Start

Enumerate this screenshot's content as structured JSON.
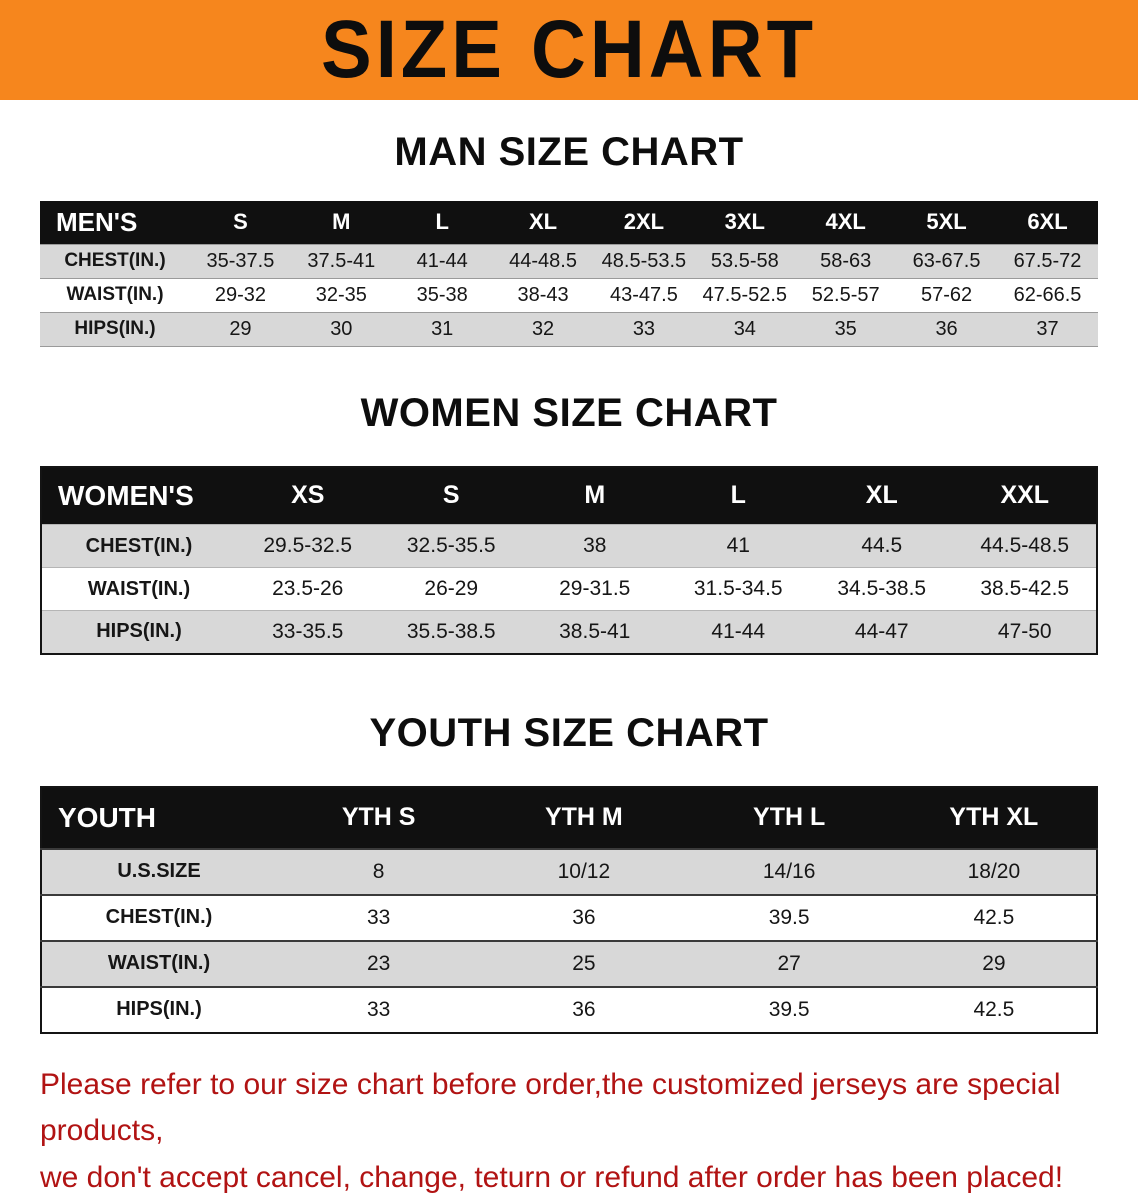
{
  "banner": {
    "title": "SIZE CHART"
  },
  "colors": {
    "banner_bg": "#f6861d",
    "header_row_bg": "#101010",
    "alt_row_bg": "#d8d8d8",
    "note_color": "#b11313"
  },
  "sections": [
    {
      "heading": "MAN SIZE CHART",
      "table": {
        "header_label": "MEN'S",
        "columns": [
          "S",
          "M",
          "L",
          "XL",
          "2XL",
          "3XL",
          "4XL",
          "5XL",
          "6XL"
        ],
        "rows": [
          {
            "label": "CHEST(IN.)",
            "values": [
              "35-37.5",
              "37.5-41",
              "41-44",
              "44-48.5",
              "48.5-53.5",
              "53.5-58",
              "58-63",
              "63-67.5",
              "67.5-72"
            ]
          },
          {
            "label": "WAIST(IN.)",
            "values": [
              "29-32",
              "32-35",
              "35-38",
              "38-43",
              "43-47.5",
              "47.5-52.5",
              "52.5-57",
              "57-62",
              "62-66.5"
            ]
          },
          {
            "label": "HIPS(IN.)",
            "values": [
              "29",
              "30",
              "31",
              "32",
              "33",
              "34",
              "35",
              "36",
              "37"
            ]
          }
        ]
      }
    },
    {
      "heading": "WOMEN SIZE CHART",
      "table": {
        "header_label": "WOMEN'S",
        "columns": [
          "XS",
          "S",
          "M",
          "L",
          "XL",
          "XXL"
        ],
        "rows": [
          {
            "label": "CHEST(IN.)",
            "values": [
              "29.5-32.5",
              "32.5-35.5",
              "38",
              "41",
              "44.5",
              "44.5-48.5"
            ]
          },
          {
            "label": "WAIST(IN.)",
            "values": [
              "23.5-26",
              "26-29",
              "29-31.5",
              "31.5-34.5",
              "34.5-38.5",
              "38.5-42.5"
            ]
          },
          {
            "label": "HIPS(IN.)",
            "values": [
              "33-35.5",
              "35.5-38.5",
              "38.5-41",
              "41-44",
              "44-47",
              "47-50"
            ]
          }
        ]
      }
    },
    {
      "heading": "YOUTH SIZE CHART",
      "table": {
        "header_label": "YOUTH",
        "columns": [
          "YTH S",
          "YTH M",
          "YTH L",
          "YTH XL"
        ],
        "rows": [
          {
            "label": "U.S.SIZE",
            "values": [
              "8",
              "10/12",
              "14/16",
              "18/20"
            ]
          },
          {
            "label": "CHEST(IN.)",
            "values": [
              "33",
              "36",
              "39.5",
              "42.5"
            ]
          },
          {
            "label": "WAIST(IN.)",
            "values": [
              "23",
              "25",
              "27",
              "29"
            ]
          },
          {
            "label": "HIPS(IN.)",
            "values": [
              "33",
              "36",
              "39.5",
              "42.5"
            ]
          }
        ]
      }
    }
  ],
  "footer": {
    "line1": "Please refer to our size chart before order,the customized jerseys are special products,",
    "line2": "we don't accept cancel, change, teturn or refund after order has been placed!"
  }
}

End

**DESCRIPTION OF THE TASK**
Omit any images, then output the listing exactly.

**SOLUTION TO THIS EXERCISE**
Enumerate this screenshot's content as structured JSON.
{
  "banner": {
    "title": "SIZE CHART"
  },
  "colors": {
    "banner_bg": "#f6861d",
    "header_row_bg": "#101010",
    "alt_row_bg": "#d8d8d8",
    "note_color": "#b11313"
  },
  "sections": [
    {
      "heading": "MAN SIZE CHART",
      "table": {
        "header_label": "MEN'S",
        "columns": [
          "S",
          "M",
          "L",
          "XL",
          "2XL",
          "3XL",
          "4XL",
          "5XL",
          "6XL"
        ],
        "rows": [
          {
            "label": "CHEST(IN.)",
            "values": [
              "35-37.5",
              "37.5-41",
              "41-44",
              "44-48.5",
              "48.5-53.5",
              "53.5-58",
              "58-63",
              "63-67.5",
              "67.5-72"
            ]
          },
          {
            "label": "WAIST(IN.)",
            "values": [
              "29-32",
              "32-35",
              "35-38",
              "38-43",
              "43-47.5",
              "47.5-52.5",
              "52.5-57",
              "57-62",
              "62-66.5"
            ]
          },
          {
            "label": "HIPS(IN.)",
            "values": [
              "29",
              "30",
              "31",
              "32",
              "33",
              "34",
              "35",
              "36",
              "37"
            ]
          }
        ]
      }
    },
    {
      "heading": "WOMEN SIZE CHART",
      "table": {
        "header_label": "WOMEN'S",
        "columns": [
          "XS",
          "S",
          "M",
          "L",
          "XL",
          "XXL"
        ],
        "rows": [
          {
            "label": "CHEST(IN.)",
            "values": [
              "29.5-32.5",
              "32.5-35.5",
              "38",
              "41",
              "44.5",
              "44.5-48.5"
            ]
          },
          {
            "label": "WAIST(IN.)",
            "values": [
              "23.5-26",
              "26-29",
              "29-31.5",
              "31.5-34.5",
              "34.5-38.5",
              "38.5-42.5"
            ]
          },
          {
            "label": "HIPS(IN.)",
            "values": [
              "33-35.5",
              "35.5-38.5",
              "38.5-41",
              "41-44",
              "44-47",
              "47-50"
            ]
          }
        ]
      }
    },
    {
      "heading": "YOUTH SIZE CHART",
      "table": {
        "header_label": "YOUTH",
        "columns": [
          "YTH S",
          "YTH M",
          "YTH L",
          "YTH XL"
        ],
        "rows": [
          {
            "label": "U.S.SIZE",
            "values": [
              "8",
              "10/12",
              "14/16",
              "18/20"
            ]
          },
          {
            "label": "CHEST(IN.)",
            "values": [
              "33",
              "36",
              "39.5",
              "42.5"
            ]
          },
          {
            "label": "WAIST(IN.)",
            "values": [
              "23",
              "25",
              "27",
              "29"
            ]
          },
          {
            "label": "HIPS(IN.)",
            "values": [
              "33",
              "36",
              "39.5",
              "42.5"
            ]
          }
        ]
      }
    }
  ],
  "footer": {
    "line1": "Please refer to our size chart before order,the customized jerseys are special products,",
    "line2": "we don't accept cancel, change, teturn or refund after order has been placed!"
  }
}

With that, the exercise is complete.